◆ **Task objective**:
All of the data below should be written out exactly.

◆ **Material for the task**:

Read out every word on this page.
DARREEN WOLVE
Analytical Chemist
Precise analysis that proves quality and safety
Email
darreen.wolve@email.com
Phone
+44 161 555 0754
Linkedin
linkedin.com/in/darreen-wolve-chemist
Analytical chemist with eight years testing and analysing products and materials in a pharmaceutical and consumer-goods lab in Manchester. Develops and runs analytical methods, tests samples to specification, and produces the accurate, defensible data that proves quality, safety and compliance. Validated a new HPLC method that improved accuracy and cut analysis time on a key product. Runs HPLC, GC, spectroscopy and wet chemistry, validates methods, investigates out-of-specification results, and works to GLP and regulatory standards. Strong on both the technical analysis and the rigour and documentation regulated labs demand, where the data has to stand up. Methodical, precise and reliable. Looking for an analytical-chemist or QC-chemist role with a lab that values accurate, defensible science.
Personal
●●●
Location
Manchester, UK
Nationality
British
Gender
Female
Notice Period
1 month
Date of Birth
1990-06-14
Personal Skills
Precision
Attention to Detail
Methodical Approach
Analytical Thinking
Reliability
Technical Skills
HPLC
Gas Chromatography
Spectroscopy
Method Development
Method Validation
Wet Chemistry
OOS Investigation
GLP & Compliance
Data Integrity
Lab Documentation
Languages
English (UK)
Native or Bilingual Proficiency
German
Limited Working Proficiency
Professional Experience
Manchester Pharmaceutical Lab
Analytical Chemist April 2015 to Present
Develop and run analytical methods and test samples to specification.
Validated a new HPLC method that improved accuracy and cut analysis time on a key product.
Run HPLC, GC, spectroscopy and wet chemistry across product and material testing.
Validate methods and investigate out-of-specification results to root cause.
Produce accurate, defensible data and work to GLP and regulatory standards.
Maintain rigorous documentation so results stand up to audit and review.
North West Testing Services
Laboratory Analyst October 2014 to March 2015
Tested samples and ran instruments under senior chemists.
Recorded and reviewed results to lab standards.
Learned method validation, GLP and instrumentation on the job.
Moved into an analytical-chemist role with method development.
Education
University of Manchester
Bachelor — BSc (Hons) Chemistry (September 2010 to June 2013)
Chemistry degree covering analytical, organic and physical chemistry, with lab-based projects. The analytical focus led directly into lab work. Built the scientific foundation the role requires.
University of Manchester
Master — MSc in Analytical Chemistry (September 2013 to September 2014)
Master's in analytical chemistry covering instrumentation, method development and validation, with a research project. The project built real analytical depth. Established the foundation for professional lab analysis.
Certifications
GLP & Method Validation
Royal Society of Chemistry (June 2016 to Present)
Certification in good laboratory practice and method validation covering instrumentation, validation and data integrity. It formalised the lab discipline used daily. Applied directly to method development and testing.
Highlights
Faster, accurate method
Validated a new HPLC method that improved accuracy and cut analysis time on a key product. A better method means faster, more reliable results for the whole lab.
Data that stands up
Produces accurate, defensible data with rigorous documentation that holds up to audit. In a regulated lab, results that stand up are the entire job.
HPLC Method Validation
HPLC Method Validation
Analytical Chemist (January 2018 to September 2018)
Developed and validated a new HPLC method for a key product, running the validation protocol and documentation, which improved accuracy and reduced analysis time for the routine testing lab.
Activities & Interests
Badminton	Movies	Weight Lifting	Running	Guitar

◆ **Correct result**:
Read out every word on this page.
DARREEN WOLVE
Analytical Chemist
Precise analysis that proves quality and safety
Email
darreen.wolve@email.com
Phone
+44 161 555 0754
Linkedin
linkedin.com/in/darreen-wolve-chemist
Analytical chemist with eight years testing and analysing products and materials in a pharmaceutical and consumer-goods lab in Manchester. Develops and runs analytical methods, tests samples to specification, and produces the accurate, defensible data that proves quality, safety and compliance. Validated a new HPLC method that improved accuracy and cut analysis time on a key product. Runs HPLC, GC, spectroscopy and wet chemistry, validates methods, investigates out-of-specification results, and works to GLP and regulatory standards. Strong on both the technical analysis and the rigour and documentation regulated labs demand, where the data has to stand up. Methodical, precise and reliable. Looking for an analytical-chemist or QC-chemist role with a lab that values accurate, defensible science.
Personal
●●●
Location
Manchester, UK
Nationality
British
Gender
Female
Notice Period
1 month
Date of Birth
1990-06-14
Personal Skills
Precision
Attention to Detail
Methodical Approach
Analytical Thinking
Reliability
Technical Skills
HPLC
Gas Chromatography
Spectroscopy
Method Development
Method Validation
Wet Chemistry
OOS Investigation
GLP & Compliance
Data Integrity
Lab Documentation
Languages
English (UK)
Native or Bilingual Proficiency
German
Limited Working Proficiency
Professional Experience
Manchester Pharmaceutical Lab
Analytical Chemist April 2015 to Present
Develop and run analytical methods and test samples to specification.
Validated a new HPLC method that improved accuracy and cut analysis time on a key product.
Run HPLC, GC, spectroscopy and wet chemistry across product and material testing.
Validate methods and investigate out-of-specification results to root cause.
Produce accurate, defensible data and work to GLP and regulatory standards.
Maintain rigorous documentation so results stand up to audit and review.
North West Testing Services
Laboratory Analyst October 2014 to March 2015
Tested samples and ran instruments under senior chemists.
Recorded and reviewed results to lab standards.
Learned method validation, GLP and instrumentation on the job.
Moved into an analytical-chemist role with method development.
Education
University of Manchester
Bachelor — BSc (Hons) Chemistry (September 2010 to June 2013)
Chemistry degree covering analytical, organic and physical chemistry, with lab-based projects. The analytical focus led directly into lab work. Built the scientific foundation the role requires.
University of Manchester
Master — MSc in Analytical Chemistry (September 2013 to September 2014)
Master's in analytical chemistry covering instrumentation, method development and validation, with a research project. The project built real analytical depth. Established the foundation for professional lab analysis.
Certifications
GLP & Method Validation
Royal Society of Chemistry (June 2016 to Present)
Certification in good laboratory practice and method validation covering instrumentation, validation and data integrity. It formalised the lab discipline used daily. Applied directly to method development and testing.
Highlights
Faster, accurate method
Validated a new HPLC method that improved accuracy and cut analysis time on a key product. A better method means faster, more reliable results for the whole lab.
Data that stands up
Produces accurate, defensible data with rigorous documentation that holds up to audit. In a regulated lab, results that stand up are the entire job.
HPLC Method Validation
HPLC Method Validation
Analytical Chemist (January 2018 to September 2018)
Developed and validated a new HPLC method for a key product, running the validation protocol and documentation, which improved accuracy and reduced analysis time for the routine testing lab.
Activities & Interests
Badminton	Movies	Weight Lifting	Running	Guitar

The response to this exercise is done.